[Data excerpts]
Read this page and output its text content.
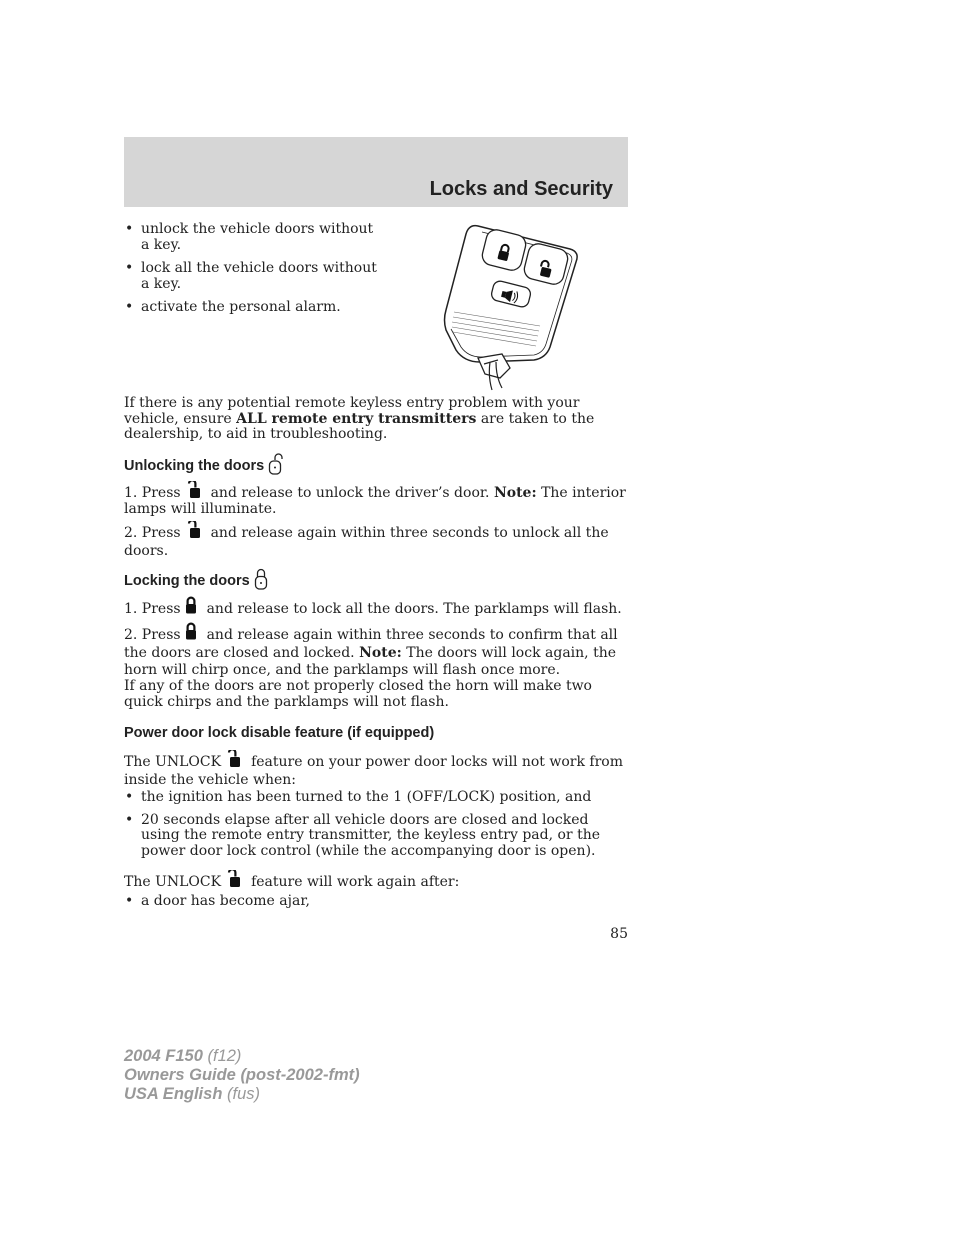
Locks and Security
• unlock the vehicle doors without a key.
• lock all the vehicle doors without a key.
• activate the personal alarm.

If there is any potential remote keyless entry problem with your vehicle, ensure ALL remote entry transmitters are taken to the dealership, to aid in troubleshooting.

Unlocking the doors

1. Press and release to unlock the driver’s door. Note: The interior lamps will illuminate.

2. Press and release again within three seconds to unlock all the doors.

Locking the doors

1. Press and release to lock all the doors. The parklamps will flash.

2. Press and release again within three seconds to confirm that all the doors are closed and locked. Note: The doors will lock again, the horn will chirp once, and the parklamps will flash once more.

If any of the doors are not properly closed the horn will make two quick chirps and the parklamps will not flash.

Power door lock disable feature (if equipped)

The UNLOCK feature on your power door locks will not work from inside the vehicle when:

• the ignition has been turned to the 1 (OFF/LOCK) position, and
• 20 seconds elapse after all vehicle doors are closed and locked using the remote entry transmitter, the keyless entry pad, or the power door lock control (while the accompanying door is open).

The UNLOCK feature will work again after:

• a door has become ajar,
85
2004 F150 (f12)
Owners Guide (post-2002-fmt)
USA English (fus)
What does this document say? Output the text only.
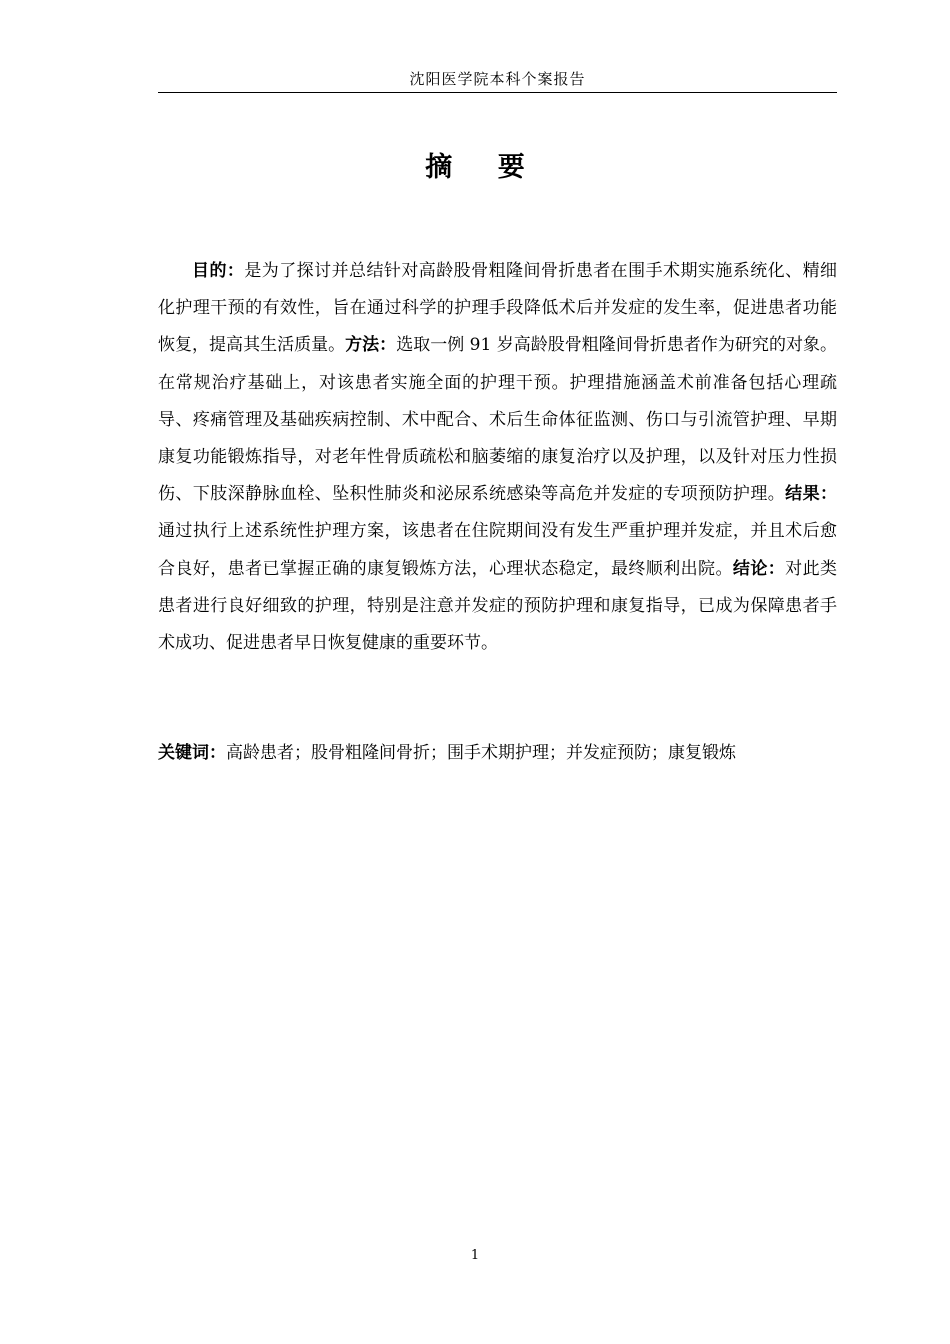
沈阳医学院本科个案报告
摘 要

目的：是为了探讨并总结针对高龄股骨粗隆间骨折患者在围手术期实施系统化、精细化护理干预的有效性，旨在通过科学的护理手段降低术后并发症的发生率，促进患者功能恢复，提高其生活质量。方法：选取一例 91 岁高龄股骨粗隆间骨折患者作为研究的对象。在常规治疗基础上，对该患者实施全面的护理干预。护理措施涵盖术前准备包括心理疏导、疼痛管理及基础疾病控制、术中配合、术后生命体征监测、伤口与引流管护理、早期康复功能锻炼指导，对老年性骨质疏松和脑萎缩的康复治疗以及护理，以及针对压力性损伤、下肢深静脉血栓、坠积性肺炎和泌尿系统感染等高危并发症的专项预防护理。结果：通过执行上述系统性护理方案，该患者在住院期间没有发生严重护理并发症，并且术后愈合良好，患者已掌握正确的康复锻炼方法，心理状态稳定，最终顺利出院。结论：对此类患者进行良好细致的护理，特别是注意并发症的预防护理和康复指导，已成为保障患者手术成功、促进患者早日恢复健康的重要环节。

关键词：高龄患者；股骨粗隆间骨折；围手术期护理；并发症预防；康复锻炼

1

Objective » Give back every line exactly as it stands, pictures excluded.

Response to the exercise »
Read this page and output its text content.
Locks and Security
• unlock the vehicle doors without a key.
• lock all the vehicle doors without a key.
• activate the personal alarm.

If there is any potential remote keyless entry problem with your vehicle, ensure ALL remote entry transmitters are taken to the dealership, to aid in troubleshooting.

Unlocking the doors

1. Press and release to unlock the driver’s door. Note: The interior lamps will illuminate.

2. Press and release again within three seconds to unlock all the doors.

Locking the doors

1. Press and release to lock all the doors. The parklamps will flash.

2. Press and release again within three seconds to confirm that all the doors are closed and locked. Note: The doors will lock again, the horn will chirp once, and the parklamps will flash once more.

If any of the doors are not properly closed the horn will make two quick chirps and the parklamps will not flash.

Power door lock disable feature (if equipped)

The UNLOCK feature on your power door locks will not work from inside the vehicle when:

• the ignition has been turned to the 1 (OFF/LOCK) position, and
• 20 seconds elapse after all vehicle doors are closed and locked using the remote entry transmitter, the keyless entry pad, or the power door lock control (while the accompanying door is open).

The UNLOCK feature will work again after:

• a door has become ajar,
85
2004 F150 (f12)
Owners Guide (post-2002-fmt)
USA English (fus)
What does this document say? Output the text only.
沈阳医学院本科个案报告
摘 要

目的：是为了探讨并总结针对高龄股骨粗隆间骨折患者在围手术期实施系统化、精细化护理干预的有效性，旨在通过科学的护理手段降低术后并发症的发生率，促进患者功能恢复，提高其生活质量。方法：选取一例 91 岁高龄股骨粗隆间骨折患者作为研究的对象。在常规治疗基础上，对该患者实施全面的护理干预。护理措施涵盖术前准备包括心理疏导、疼痛管理及基础疾病控制、术中配合、术后生命体征监测、伤口与引流管护理、早期康复功能锻炼指导，对老年性骨质疏松和脑萎缩的康复治疗以及护理，以及针对压力性损伤、下肢深静脉血栓、坠积性肺炎和泌尿系统感染等高危并发症的专项预防护理。结果：通过执行上述系统性护理方案，该患者在住院期间没有发生严重护理并发症，并且术后愈合良好，患者已掌握正确的康复锻炼方法，心理状态稳定，最终顺利出院。结论：对此类患者进行良好细致的护理，特别是注意并发症的预防护理和康复指导，已成为保障患者手术成功、促进患者早日恢复健康的重要环节。

关键词：高龄患者；股骨粗隆间骨折；围手术期护理；并发症预防；康复锻炼

1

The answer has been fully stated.